◆ **Supplied records**:

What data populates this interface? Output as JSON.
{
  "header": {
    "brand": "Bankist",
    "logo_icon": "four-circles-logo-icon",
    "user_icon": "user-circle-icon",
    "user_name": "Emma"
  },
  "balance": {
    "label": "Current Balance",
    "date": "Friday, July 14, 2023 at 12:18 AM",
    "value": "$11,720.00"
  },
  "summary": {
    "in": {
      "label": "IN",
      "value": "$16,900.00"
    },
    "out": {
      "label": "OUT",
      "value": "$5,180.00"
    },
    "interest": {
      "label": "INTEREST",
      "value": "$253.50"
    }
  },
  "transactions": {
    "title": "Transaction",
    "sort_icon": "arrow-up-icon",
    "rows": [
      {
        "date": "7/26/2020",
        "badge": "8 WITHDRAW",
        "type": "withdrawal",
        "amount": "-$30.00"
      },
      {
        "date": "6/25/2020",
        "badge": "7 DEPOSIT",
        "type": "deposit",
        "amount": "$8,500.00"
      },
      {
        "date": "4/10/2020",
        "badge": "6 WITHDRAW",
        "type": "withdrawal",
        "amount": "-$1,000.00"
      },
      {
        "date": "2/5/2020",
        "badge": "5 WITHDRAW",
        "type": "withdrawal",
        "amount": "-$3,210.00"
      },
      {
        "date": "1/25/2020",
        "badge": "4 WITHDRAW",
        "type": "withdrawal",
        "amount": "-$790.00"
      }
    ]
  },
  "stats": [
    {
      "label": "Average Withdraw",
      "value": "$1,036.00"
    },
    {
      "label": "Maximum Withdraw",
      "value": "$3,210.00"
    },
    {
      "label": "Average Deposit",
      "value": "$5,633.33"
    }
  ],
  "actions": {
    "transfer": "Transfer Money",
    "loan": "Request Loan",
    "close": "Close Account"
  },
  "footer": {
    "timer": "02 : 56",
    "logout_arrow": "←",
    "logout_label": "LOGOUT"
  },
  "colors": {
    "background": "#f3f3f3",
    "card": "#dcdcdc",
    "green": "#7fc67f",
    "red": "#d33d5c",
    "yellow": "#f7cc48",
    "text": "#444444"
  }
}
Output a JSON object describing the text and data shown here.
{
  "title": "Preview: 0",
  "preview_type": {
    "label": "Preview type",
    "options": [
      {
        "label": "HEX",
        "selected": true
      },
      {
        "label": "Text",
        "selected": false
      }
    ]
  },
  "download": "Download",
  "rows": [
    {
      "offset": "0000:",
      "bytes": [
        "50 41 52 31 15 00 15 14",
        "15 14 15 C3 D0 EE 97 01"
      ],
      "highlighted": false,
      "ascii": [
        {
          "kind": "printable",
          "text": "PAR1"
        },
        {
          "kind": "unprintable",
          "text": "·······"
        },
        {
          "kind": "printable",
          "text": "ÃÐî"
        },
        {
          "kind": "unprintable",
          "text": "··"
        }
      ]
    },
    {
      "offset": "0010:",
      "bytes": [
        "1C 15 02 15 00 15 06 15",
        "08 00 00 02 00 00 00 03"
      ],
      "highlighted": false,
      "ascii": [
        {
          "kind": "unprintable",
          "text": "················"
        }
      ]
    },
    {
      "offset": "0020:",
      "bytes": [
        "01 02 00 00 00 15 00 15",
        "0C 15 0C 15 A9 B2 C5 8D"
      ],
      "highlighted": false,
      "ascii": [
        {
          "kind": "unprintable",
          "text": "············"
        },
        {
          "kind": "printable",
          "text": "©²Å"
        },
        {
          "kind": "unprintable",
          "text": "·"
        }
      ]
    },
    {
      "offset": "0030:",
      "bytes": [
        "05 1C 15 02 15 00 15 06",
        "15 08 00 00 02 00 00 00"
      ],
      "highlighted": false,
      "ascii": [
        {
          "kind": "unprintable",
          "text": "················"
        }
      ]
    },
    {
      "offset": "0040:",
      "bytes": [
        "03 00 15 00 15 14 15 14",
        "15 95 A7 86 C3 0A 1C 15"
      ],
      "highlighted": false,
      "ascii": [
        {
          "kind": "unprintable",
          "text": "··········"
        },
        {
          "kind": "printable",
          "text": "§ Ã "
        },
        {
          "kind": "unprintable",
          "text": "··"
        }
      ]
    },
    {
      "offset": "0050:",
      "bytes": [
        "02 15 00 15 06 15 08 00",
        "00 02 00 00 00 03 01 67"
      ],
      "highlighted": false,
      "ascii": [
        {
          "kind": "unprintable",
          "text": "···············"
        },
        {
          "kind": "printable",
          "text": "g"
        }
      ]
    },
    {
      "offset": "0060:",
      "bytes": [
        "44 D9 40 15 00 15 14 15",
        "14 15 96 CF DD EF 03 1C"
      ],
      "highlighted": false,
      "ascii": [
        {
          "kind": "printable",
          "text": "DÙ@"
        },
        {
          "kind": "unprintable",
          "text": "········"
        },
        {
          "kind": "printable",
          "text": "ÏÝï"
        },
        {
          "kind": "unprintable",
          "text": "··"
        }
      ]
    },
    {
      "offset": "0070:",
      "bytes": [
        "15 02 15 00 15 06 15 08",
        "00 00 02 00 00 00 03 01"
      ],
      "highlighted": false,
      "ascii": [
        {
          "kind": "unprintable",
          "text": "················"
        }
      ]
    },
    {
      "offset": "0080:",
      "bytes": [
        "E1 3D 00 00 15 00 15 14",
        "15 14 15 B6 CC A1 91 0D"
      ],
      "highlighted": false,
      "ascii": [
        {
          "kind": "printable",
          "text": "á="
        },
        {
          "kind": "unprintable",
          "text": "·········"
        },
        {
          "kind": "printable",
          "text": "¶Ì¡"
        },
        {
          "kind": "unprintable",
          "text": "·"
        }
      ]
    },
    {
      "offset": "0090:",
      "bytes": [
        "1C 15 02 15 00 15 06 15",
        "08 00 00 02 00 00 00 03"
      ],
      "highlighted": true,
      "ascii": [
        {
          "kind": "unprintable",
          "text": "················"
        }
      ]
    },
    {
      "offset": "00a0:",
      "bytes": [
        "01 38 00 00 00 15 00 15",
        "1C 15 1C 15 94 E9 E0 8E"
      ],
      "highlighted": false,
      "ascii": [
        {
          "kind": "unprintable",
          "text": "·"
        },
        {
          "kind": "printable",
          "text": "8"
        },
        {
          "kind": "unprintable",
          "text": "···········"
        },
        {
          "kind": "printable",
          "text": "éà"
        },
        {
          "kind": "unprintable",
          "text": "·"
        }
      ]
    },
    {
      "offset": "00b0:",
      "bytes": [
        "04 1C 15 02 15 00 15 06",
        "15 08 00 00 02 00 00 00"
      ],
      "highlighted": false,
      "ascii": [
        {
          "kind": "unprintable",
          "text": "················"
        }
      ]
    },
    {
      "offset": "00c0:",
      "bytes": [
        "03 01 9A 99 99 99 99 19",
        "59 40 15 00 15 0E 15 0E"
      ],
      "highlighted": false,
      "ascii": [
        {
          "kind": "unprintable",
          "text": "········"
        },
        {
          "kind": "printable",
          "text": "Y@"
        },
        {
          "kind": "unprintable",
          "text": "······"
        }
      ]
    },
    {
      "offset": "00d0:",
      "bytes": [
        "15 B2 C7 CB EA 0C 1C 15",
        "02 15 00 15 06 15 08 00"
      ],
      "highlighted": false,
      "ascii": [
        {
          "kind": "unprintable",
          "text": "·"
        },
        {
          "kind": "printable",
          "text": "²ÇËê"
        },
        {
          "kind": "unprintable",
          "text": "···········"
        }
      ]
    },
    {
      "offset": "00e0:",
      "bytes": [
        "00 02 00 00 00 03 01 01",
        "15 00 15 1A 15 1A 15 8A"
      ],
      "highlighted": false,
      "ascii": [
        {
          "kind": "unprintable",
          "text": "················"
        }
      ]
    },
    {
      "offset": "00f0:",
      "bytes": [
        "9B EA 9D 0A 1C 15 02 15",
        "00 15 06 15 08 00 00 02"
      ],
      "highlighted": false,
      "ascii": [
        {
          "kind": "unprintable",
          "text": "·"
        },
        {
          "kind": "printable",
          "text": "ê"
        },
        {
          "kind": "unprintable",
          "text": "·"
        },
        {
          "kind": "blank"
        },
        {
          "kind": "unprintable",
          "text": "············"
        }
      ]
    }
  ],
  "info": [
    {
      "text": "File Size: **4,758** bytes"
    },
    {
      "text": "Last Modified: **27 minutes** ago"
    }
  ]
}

◆ **Task to carry out**:
Collect each line containing the string "icon".

◆ **Written answer**:
    "logo_icon": "four-circles-logo-icon",
    "user_icon": "user-circle-icon",
    "sort_icon": "arrow-up-icon",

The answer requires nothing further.